> _What is asked_
Take the records underneath and set them down exactly.

[Start of Material for the task]

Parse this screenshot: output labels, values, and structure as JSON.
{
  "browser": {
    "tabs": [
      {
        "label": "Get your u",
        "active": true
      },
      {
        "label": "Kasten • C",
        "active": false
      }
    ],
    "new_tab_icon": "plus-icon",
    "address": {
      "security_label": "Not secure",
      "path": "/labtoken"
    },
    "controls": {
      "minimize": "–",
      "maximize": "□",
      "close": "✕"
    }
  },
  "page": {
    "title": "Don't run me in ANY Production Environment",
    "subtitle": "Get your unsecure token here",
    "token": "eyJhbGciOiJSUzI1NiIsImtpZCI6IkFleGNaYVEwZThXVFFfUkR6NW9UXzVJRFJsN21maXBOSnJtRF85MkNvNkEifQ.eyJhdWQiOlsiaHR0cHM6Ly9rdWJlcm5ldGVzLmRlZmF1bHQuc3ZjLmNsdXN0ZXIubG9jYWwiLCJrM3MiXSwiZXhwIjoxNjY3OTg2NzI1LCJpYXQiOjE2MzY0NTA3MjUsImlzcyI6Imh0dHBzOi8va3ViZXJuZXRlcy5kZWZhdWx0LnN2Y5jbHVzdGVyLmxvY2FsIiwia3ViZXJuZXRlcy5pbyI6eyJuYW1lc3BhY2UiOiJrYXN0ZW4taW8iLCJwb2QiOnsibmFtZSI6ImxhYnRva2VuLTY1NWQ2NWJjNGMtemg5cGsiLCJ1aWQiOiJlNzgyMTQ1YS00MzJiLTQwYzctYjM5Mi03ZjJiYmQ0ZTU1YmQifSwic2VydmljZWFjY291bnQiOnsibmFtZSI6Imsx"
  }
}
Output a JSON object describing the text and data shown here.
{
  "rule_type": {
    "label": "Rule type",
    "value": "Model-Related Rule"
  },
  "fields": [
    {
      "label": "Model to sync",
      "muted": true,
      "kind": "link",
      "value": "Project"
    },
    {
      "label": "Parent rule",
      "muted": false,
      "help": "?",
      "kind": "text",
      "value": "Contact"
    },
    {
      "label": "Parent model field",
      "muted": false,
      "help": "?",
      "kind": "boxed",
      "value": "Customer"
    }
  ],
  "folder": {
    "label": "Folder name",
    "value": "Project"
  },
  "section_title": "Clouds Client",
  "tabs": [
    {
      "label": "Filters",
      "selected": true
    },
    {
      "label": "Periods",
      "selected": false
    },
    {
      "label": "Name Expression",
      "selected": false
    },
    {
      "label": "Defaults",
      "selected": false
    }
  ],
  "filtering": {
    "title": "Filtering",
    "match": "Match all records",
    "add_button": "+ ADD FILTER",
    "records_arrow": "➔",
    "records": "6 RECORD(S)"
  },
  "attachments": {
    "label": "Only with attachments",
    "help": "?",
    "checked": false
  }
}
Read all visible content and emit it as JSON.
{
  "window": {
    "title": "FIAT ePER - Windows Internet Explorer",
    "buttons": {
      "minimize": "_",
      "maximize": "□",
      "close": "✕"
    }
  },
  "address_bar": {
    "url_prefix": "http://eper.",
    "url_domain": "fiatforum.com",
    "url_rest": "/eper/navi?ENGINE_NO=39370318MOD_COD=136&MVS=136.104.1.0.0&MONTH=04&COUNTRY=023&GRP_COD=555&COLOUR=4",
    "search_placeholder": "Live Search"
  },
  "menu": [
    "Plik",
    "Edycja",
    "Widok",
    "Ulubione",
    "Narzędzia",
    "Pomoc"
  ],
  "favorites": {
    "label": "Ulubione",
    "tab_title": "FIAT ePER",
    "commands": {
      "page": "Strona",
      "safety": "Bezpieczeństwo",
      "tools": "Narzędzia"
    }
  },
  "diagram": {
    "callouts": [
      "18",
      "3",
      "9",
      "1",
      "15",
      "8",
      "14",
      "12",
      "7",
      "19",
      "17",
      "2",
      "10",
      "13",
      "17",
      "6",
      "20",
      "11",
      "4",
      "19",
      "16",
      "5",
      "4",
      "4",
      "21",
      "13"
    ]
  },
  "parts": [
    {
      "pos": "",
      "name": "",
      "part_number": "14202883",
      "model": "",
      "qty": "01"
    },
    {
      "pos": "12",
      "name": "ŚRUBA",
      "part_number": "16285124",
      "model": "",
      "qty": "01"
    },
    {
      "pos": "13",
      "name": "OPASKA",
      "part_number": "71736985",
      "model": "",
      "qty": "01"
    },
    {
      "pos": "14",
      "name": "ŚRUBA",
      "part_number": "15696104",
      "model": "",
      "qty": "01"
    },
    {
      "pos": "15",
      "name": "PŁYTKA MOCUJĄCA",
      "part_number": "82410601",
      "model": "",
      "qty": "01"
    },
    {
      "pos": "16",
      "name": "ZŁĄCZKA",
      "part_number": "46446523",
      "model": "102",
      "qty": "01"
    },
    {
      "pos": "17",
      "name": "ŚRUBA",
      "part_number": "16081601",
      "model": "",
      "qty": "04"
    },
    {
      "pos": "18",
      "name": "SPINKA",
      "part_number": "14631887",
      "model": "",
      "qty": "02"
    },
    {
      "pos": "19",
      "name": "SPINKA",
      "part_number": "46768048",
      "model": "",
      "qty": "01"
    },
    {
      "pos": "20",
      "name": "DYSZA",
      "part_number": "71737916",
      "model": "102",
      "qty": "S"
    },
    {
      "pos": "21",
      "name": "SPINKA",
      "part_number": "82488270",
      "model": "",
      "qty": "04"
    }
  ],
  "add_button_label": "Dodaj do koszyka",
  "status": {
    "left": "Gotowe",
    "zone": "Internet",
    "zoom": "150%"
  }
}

[End of Material for the task]

> _Final answer_
Parse this screenshot: output labels, values, and structure as JSON.
{
  "browser": {
    "tabs": [
      {
        "label": "Get your u",
        "active": true
      },
      {
        "label": "Kasten • C",
        "active": false
      }
    ],
    "new_tab_icon": "plus-icon",
    "address": {
      "security_label": "Not secure",
      "path": "/labtoken"
    },
    "controls": {
      "minimize": "–",
      "maximize": "□",
      "close": "✕"
    }
  },
  "page": {
    "title": "Don't run me in ANY Production Environment",
    "subtitle": "Get your unsecure token here",
    "token": "eyJhbGciOiJSUzI1NiIsImtpZCI6IkFleGNaYVEwZThXVFFfUkR6NW9UXzVJRFJsN21maXBOSnJtRF85MkNvNkEifQ.eyJhdWQiOlsiaHR0cHM6Ly9rdWJlcm5ldGVzLmRlZmF1bHQuc3ZjLmNsdXN0ZXIubG9jYWwiLCJrM3MiXSwiZXhwIjoxNjY3OTg2NzI1LCJpYXQiOjE2MzY0NTA3MjUsImlzcyI6Imh0dHBzOi8va3ViZXJuZXRlcy5kZWZhdWx0LnN2Y5jbHVzdGVyLmxvY2FsIiwia3ViZXJuZXRlcy5pbyI6eyJuYW1lc3BhY2UiOiJrYXN0ZW4taW8iLCJwb2QiOnsibmFtZSI6ImxhYnRva2VuLTY1NWQ2NWJjNGMtemg5cGsiLCJ1aWQiOiJlNzgyMTQ1YS00MzJiLTQwYzctYjM5Mi03ZjJiYmQ0ZTU1YmQifSwic2VydmljZWFjY291bnQiOnsibmFtZSI6Imsx"
  }
}
Output a JSON object describing the text and data shown here.
{
  "rule_type": {
    "label": "Rule type",
    "value": "Model-Related Rule"
  },
  "fields": [
    {
      "label": "Model to sync",
      "muted": true,
      "kind": "link",
      "value": "Project"
    },
    {
      "label": "Parent rule",
      "muted": false,
      "help": "?",
      "kind": "text",
      "value": "Contact"
    },
    {
      "label": "Parent model field",
      "muted": false,
      "help": "?",
      "kind": "boxed",
      "value": "Customer"
    }
  ],
  "folder": {
    "label": "Folder name",
    "value": "Project"
  },
  "section_title": "Clouds Client",
  "tabs": [
    {
      "label": "Filters",
      "selected": true
    },
    {
      "label": "Periods",
      "selected": false
    },
    {
      "label": "Name Expression",
      "selected": false
    },
    {
      "label": "Defaults",
      "selected": false
    }
  ],
  "filtering": {
    "title": "Filtering",
    "match": "Match all records",
    "add_button": "+ ADD FILTER",
    "records_arrow": "➔",
    "records": "6 RECORD(S)"
  },
  "attachments": {
    "label": "Only with attachments",
    "help": "?",
    "checked": false
  }
}
Read all visible content and emit it as JSON.
{
  "window": {
    "title": "FIAT ePER - Windows Internet Explorer",
    "buttons": {
      "minimize": "_",
      "maximize": "□",
      "close": "✕"
    }
  },
  "address_bar": {
    "url_prefix": "http://eper.",
    "url_domain": "fiatforum.com",
    "url_rest": "/eper/navi?ENGINE_NO=39370318MOD_COD=136&MVS=136.104.1.0.0&MONTH=04&COUNTRY=023&GRP_COD=555&COLOUR=4",
    "search_placeholder": "Live Search"
  },
  "menu": [
    "Plik",
    "Edycja",
    "Widok",
    "Ulubione",
    "Narzędzia",
    "Pomoc"
  ],
  "favorites": {
    "label": "Ulubione",
    "tab_title": "FIAT ePER",
    "commands": {
      "page": "Strona",
      "safety": "Bezpieczeństwo",
      "tools": "Narzędzia"
    }
  },
  "diagram": {
    "callouts": [
      "18",
      "3",
      "9",
      "1",
      "15",
      "8",
      "14",
      "12",
      "7",
      "19",
      "17",
      "2",
      "10",
      "13",
      "17",
      "6",
      "20",
      "11",
      "4",
      "19",
      "16",
      "5",
      "4",
      "4",
      "21",
      "13"
    ]
  },
  "parts": [
    {
      "pos": "",
      "name": "",
      "part_number": "14202883",
      "model": "",
      "qty": "01"
    },
    {
      "pos": "12",
      "name": "ŚRUBA",
      "part_number": "16285124",
      "model": "",
      "qty": "01"
    },
    {
      "pos": "13",
      "name": "OPASKA",
      "part_number": "71736985",
      "model": "",
      "qty": "01"
    },
    {
      "pos": "14",
      "name": "ŚRUBA",
      "part_number": "15696104",
      "model": "",
      "qty": "01"
    },
    {
      "pos": "15",
      "name": "PŁYTKA MOCUJĄCA",
      "part_number": "82410601",
      "model": "",
      "qty": "01"
    },
    {
      "pos": "16",
      "name": "ZŁĄCZKA",
      "part_number": "46446523",
      "model": "102",
      "qty": "01"
    },
    {
      "pos": "17",
      "name": "ŚRUBA",
      "part_number": "16081601",
      "model": "",
      "qty": "04"
    },
    {
      "pos": "18",
      "name": "SPINKA",
      "part_number": "14631887",
      "model": "",
      "qty": "02"
    },
    {
      "pos": "19",
      "name": "SPINKA",
      "part_number": "46768048",
      "model": "",
      "qty": "01"
    },
    {
      "pos": "20",
      "name": "DYSZA",
      "part_number": "71737916",
      "model": "102",
      "qty": "S"
    },
    {
      "pos": "21",
      "name": "SPINKA",
      "part_number": "82488270",
      "model": "",
      "qty": "04"
    }
  ],
  "add_button_label": "Dodaj do koszyka",
  "status": {
    "left": "Gotowe",
    "zone": "Internet",
    "zoom": "150%"
  }
}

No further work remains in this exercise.